# INSTRUCTIONS TO FOLLOW:
Say how many lines contain the string "Norman". Give no other output.

# DATASET CONTENT:
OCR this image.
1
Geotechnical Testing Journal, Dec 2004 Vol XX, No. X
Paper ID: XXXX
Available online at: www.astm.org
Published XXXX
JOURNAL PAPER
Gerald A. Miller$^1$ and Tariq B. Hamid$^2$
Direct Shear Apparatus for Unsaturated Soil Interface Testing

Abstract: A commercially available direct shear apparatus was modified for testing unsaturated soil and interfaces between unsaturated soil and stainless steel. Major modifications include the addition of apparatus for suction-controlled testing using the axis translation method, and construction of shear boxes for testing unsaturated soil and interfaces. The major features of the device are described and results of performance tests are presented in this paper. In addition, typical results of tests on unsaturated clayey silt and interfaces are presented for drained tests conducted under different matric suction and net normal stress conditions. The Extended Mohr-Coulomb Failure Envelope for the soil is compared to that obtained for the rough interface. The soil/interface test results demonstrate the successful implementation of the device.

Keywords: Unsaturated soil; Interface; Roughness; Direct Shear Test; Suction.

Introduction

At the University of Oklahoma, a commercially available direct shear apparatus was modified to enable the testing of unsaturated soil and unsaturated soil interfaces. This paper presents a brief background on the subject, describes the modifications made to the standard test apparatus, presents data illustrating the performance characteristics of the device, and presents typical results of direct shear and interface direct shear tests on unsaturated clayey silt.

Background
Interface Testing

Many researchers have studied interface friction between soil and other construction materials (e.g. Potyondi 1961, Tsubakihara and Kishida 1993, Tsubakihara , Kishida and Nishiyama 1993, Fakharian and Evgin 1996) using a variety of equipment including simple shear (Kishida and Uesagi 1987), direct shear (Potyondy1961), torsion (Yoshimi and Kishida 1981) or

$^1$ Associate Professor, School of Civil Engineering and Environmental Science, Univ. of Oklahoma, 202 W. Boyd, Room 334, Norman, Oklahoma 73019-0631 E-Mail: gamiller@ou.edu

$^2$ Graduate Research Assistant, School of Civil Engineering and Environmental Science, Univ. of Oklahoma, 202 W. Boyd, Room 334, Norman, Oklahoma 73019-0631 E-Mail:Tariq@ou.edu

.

# THE OUTPUT:
2